**Task brief**
Scan the following material for the string "JSON" and copy each line in which it appears.

**Dataset excerpts**
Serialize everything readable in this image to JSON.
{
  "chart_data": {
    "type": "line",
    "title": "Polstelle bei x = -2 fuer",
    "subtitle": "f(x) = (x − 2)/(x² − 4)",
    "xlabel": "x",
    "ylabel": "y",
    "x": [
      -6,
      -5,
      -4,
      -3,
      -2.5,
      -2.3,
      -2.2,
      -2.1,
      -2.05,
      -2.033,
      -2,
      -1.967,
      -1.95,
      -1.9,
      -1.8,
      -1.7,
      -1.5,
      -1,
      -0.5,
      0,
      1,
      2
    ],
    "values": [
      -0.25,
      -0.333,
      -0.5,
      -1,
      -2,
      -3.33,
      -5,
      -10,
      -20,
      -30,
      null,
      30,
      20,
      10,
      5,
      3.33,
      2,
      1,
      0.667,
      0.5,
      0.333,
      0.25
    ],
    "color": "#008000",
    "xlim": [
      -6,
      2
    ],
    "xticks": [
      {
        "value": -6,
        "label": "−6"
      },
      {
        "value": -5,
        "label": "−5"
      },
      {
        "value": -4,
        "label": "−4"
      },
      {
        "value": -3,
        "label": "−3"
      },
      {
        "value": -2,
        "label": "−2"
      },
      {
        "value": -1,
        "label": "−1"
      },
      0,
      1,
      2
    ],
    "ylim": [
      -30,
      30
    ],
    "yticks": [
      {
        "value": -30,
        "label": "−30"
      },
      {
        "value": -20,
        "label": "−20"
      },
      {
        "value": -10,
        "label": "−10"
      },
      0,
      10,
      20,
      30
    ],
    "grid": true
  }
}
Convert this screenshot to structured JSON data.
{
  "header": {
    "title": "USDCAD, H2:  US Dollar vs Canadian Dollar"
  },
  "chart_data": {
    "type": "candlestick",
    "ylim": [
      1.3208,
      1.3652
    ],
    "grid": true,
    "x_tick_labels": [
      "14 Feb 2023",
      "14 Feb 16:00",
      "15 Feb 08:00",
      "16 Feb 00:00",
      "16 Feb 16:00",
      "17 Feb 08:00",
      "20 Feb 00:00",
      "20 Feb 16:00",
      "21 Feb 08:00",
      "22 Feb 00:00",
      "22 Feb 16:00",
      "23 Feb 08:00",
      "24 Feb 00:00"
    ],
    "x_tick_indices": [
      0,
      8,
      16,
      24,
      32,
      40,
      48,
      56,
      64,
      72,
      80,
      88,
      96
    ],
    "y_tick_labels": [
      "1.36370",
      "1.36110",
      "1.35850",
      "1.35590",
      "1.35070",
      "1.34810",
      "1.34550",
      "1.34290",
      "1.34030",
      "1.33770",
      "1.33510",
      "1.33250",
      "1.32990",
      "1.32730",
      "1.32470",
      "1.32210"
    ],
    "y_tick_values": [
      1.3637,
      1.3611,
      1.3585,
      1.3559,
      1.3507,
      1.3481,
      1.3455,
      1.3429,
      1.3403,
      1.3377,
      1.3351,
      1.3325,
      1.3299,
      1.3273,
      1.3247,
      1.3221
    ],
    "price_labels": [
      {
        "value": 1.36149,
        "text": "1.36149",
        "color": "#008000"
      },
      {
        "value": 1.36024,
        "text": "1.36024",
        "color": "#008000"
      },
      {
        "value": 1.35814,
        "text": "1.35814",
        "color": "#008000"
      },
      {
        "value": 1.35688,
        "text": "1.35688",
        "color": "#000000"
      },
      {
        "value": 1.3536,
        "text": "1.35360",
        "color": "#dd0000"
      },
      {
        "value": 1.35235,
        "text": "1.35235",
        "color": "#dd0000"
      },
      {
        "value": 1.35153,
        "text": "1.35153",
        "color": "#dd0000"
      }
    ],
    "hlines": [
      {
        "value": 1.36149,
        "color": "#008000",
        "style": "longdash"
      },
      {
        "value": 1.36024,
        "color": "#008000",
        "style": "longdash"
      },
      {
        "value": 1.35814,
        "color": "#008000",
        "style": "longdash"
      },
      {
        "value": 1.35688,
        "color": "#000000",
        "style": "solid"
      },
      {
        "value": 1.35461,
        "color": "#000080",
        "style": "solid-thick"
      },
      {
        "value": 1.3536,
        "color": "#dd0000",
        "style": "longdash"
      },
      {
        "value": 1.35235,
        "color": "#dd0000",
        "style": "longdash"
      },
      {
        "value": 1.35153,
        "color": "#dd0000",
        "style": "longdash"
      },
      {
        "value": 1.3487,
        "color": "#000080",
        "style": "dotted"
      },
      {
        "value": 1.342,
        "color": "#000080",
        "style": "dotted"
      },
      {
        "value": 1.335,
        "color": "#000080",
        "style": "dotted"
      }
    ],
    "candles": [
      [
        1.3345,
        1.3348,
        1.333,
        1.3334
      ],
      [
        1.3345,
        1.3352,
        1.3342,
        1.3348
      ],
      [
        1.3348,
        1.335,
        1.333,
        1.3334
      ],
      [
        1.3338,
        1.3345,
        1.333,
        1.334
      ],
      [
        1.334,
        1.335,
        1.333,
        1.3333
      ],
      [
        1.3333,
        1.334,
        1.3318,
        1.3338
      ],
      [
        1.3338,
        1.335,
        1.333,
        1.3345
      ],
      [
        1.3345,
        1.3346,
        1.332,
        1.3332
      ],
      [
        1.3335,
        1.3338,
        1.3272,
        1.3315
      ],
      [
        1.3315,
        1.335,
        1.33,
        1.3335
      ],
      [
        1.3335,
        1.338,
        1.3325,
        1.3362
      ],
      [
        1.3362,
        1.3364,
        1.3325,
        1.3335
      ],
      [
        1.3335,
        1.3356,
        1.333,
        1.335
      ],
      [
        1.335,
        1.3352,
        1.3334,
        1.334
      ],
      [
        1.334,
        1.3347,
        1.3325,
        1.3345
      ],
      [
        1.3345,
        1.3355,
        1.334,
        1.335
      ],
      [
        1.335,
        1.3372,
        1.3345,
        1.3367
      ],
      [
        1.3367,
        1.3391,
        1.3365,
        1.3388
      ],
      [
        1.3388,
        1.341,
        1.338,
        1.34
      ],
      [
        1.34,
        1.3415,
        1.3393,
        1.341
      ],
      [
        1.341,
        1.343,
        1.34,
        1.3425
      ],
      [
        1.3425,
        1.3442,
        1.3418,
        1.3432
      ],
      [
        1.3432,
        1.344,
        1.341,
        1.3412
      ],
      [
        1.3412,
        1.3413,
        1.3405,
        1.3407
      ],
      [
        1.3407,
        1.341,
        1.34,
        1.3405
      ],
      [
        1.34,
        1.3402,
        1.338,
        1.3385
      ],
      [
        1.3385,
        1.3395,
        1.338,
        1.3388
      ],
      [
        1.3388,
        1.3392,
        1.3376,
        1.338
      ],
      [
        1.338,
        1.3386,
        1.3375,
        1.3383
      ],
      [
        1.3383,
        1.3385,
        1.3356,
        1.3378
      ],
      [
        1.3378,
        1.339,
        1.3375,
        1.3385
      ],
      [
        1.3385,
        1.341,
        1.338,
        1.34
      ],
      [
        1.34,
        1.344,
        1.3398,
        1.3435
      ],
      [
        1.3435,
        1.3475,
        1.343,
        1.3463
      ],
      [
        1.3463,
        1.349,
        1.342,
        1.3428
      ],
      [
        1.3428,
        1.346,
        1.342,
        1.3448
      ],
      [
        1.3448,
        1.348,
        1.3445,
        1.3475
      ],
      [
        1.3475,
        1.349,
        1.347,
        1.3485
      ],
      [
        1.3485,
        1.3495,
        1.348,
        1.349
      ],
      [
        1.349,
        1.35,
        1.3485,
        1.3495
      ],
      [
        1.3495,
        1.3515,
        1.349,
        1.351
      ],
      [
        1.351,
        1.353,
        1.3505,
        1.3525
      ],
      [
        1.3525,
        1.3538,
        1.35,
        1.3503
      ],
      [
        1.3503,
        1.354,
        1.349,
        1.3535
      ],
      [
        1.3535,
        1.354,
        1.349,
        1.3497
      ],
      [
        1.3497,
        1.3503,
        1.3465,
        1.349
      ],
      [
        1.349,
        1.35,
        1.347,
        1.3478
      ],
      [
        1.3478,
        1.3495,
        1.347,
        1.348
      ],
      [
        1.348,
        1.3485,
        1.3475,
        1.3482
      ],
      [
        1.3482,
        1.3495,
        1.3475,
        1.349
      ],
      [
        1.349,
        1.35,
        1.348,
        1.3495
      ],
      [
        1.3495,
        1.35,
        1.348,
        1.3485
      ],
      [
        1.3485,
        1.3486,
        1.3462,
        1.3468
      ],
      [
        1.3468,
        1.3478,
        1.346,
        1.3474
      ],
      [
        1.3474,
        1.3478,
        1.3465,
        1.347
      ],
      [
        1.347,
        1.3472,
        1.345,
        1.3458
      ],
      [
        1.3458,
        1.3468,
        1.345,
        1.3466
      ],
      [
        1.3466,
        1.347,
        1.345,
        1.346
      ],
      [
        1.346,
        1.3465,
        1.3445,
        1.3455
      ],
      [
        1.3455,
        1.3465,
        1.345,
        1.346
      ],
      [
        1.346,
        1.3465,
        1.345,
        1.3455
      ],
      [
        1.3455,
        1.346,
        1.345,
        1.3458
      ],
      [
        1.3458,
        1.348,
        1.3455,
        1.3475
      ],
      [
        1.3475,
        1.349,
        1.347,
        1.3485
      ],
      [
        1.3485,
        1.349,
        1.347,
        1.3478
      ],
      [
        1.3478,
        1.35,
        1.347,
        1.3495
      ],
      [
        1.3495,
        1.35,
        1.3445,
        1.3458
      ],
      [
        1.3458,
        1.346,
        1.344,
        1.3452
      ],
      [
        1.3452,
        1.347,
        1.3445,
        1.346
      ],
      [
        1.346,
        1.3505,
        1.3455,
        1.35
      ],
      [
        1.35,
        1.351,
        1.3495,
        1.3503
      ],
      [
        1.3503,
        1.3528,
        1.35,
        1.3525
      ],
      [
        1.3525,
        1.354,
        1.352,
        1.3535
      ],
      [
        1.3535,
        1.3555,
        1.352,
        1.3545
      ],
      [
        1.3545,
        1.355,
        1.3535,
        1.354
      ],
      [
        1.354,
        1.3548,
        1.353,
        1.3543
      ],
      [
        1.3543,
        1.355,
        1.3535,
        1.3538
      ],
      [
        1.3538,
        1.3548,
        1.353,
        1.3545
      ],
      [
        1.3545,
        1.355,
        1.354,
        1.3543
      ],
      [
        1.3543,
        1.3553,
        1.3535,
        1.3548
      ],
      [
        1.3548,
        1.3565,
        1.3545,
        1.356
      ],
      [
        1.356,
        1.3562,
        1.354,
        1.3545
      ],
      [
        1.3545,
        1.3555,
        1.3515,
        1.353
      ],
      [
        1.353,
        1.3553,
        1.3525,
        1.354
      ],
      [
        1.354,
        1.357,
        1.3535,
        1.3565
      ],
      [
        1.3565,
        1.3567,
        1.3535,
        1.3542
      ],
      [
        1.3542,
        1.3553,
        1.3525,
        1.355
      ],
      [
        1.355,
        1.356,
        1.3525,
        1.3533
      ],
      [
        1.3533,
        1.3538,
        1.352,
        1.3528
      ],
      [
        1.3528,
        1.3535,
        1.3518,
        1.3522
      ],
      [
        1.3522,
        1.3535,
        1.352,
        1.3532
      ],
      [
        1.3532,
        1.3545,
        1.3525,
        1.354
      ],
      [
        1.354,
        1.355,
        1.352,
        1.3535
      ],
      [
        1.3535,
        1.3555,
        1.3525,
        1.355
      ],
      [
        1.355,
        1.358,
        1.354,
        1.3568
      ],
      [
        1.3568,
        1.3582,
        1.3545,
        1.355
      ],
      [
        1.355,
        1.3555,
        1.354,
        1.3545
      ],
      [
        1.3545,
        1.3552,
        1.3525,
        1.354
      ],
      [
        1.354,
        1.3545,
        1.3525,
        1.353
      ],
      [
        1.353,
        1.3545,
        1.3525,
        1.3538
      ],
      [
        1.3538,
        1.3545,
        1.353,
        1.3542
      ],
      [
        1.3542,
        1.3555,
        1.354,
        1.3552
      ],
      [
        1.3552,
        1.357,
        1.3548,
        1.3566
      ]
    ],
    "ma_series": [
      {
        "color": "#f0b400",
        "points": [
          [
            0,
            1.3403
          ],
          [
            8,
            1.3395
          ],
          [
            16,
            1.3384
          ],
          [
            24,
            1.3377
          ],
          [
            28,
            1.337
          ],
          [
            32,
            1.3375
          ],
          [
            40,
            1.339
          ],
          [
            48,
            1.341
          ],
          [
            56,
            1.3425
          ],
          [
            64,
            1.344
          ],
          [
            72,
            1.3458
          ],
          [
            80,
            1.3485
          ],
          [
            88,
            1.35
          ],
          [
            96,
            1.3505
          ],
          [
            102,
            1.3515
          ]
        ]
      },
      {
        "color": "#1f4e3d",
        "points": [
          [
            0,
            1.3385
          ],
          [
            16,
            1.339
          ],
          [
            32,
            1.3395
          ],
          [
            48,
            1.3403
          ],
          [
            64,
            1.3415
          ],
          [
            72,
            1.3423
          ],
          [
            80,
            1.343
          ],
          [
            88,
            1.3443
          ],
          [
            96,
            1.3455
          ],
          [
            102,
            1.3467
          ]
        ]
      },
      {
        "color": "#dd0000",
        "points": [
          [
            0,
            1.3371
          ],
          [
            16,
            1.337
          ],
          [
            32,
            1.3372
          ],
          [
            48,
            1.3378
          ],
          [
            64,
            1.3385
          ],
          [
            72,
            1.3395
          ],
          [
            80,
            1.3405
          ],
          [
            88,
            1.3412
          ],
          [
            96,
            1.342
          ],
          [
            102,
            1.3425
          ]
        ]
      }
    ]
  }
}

**Response to the exercise**
Serialize everything readable in this image to JSON.
Convert this screenshot to structured JSON data.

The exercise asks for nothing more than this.